> **Task to carry out**: Print the listing that follows, character for character.

(Stored data)
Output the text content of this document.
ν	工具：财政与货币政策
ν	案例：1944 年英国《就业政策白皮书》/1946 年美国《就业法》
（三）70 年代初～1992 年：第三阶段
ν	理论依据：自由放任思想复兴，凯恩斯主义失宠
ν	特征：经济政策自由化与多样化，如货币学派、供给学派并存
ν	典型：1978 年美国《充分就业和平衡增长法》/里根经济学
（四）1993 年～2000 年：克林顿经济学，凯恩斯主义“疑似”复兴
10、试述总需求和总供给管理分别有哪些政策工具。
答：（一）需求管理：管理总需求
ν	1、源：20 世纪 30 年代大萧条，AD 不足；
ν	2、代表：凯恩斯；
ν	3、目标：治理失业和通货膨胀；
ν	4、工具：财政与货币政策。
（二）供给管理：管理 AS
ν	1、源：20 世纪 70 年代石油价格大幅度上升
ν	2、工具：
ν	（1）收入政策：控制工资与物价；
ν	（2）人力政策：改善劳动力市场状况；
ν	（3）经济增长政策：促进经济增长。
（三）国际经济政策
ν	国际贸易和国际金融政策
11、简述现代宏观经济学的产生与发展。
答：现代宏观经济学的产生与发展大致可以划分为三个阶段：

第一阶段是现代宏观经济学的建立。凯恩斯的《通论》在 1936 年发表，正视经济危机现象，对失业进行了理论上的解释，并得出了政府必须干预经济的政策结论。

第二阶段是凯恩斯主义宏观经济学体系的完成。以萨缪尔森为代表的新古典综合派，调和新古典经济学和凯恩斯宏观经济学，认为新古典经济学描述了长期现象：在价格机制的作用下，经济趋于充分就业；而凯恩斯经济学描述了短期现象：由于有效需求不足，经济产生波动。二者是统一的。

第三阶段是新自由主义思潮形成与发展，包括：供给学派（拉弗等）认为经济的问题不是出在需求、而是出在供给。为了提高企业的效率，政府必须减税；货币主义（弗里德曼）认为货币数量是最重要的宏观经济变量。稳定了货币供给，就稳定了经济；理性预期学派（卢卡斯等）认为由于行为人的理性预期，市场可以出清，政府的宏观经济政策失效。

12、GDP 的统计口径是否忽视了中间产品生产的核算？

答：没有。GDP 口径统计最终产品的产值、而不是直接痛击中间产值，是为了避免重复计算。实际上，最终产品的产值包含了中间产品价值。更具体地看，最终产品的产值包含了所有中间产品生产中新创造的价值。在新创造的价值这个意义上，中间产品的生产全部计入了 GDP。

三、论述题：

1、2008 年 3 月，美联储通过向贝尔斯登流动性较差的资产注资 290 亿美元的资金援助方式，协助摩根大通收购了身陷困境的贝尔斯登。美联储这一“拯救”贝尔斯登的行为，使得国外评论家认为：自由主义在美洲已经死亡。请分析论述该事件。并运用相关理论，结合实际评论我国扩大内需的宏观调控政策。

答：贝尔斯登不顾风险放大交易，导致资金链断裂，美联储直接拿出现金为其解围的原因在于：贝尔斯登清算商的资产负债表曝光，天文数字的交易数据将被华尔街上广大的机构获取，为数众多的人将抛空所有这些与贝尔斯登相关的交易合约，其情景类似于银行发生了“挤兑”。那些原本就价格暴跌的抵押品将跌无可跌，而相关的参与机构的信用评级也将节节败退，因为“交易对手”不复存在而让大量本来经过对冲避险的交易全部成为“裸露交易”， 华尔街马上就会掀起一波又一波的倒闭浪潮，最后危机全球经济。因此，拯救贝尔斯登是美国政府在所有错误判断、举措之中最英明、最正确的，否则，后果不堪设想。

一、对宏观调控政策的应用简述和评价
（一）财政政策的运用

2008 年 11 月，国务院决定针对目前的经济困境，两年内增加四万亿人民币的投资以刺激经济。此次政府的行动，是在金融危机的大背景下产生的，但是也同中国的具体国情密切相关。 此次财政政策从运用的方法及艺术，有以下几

> **Exercise result**:
Output the text content of this document.
ν	工具：财政与货币政策
ν	案例：1944 年英国《就业政策白皮书》/1946 年美国《就业法》
（三）70 年代初～1992 年：第三阶段
ν	理论依据：自由放任思想复兴，凯恩斯主义失宠
ν	特征：经济政策自由化与多样化，如货币学派、供给学派并存
ν	典型：1978 年美国《充分就业和平衡增长法》/里根经济学
（四）1993 年～2000 年：克林顿经济学，凯恩斯主义“疑似”复兴
10、试述总需求和总供给管理分别有哪些政策工具。
答：（一）需求管理：管理总需求
ν	1、源：20 世纪 30 年代大萧条，AD 不足；
ν	2、代表：凯恩斯；
ν	3、目标：治理失业和通货膨胀；
ν	4、工具：财政与货币政策。
（二）供给管理：管理 AS
ν	1、源：20 世纪 70 年代石油价格大幅度上升
ν	2、工具：
ν	（1）收入政策：控制工资与物价；
ν	（2）人力政策：改善劳动力市场状况；
ν	（3）经济增长政策：促进经济增长。
（三）国际经济政策
ν	国际贸易和国际金融政策
11、简述现代宏观经济学的产生与发展。
答：现代宏观经济学的产生与发展大致可以划分为三个阶段：

第一阶段是现代宏观经济学的建立。凯恩斯的《通论》在 1936 年发表，正视经济危机现象，对失业进行了理论上的解释，并得出了政府必须干预经济的政策结论。

第二阶段是凯恩斯主义宏观经济学体系的完成。以萨缪尔森为代表的新古典综合派，调和新古典经济学和凯恩斯宏观经济学，认为新古典经济学描述了长期现象：在价格机制的作用下，经济趋于充分就业；而凯恩斯经济学描述了短期现象：由于有效需求不足，经济产生波动。二者是统一的。

第三阶段是新自由主义思潮形成与发展，包括：供给学派（拉弗等）认为经济的问题不是出在需求、而是出在供给。为了提高企业的效率，政府必须减税；货币主义（弗里德曼）认为货币数量是最重要的宏观经济变量。稳定了货币供给，就稳定了经济；理性预期学派（卢卡斯等）认为由于行为人的理性预期，市场可以出清，政府的宏观经济政策失效。

12、GDP 的统计口径是否忽视了中间产品生产的核算？

答：没有。GDP 口径统计最终产品的产值、而不是直接痛击中间产值，是为了避免重复计算。实际上，最终产品的产值包含了中间产品价值。更具体地看，最终产品的产值包含了所有中间产品生产中新创造的价值。在新创造的价值这个意义上，中间产品的生产全部计入了 GDP。

三、论述题：

1、2008 年 3 月，美联储通过向贝尔斯登流动性较差的资产注资 290 亿美元的资金援助方式，协助摩根大通收购了身陷困境的贝尔斯登。美联储这一“拯救”贝尔斯登的行为，使得国外评论家认为：自由主义在美洲已经死亡。请分析论述该事件。并运用相关理论，结合实际评论我国扩大内需的宏观调控政策。

答：贝尔斯登不顾风险放大交易，导致资金链断裂，美联储直接拿出现金为其解围的原因在于：贝尔斯登清算商的资产负债表曝光，天文数字的交易数据将被华尔街上广大的机构获取，为数众多的人将抛空所有这些与贝尔斯登相关的交易合约，其情景类似于银行发生了“挤兑”。那些原本就价格暴跌的抵押品将跌无可跌，而相关的参与机构的信用评级也将节节败退，因为“交易对手”不复存在而让大量本来经过对冲避险的交易全部成为“裸露交易”， 华尔街马上就会掀起一波又一波的倒闭浪潮，最后危机全球经济。因此，拯救贝尔斯登是美国政府在所有错误判断、举措之中最英明、最正确的，否则，后果不堪设想。

一、对宏观调控政策的应用简述和评价
（一）财政政策的运用

2008 年 11 月，国务院决定针对目前的经济困境，两年内增加四万亿人民币的投资以刺激经济。此次政府的行动，是在金融危机的大背景下产生的，但是也同中国的具体国情密切相关。 此次财政政策从运用的方法及艺术，有以下几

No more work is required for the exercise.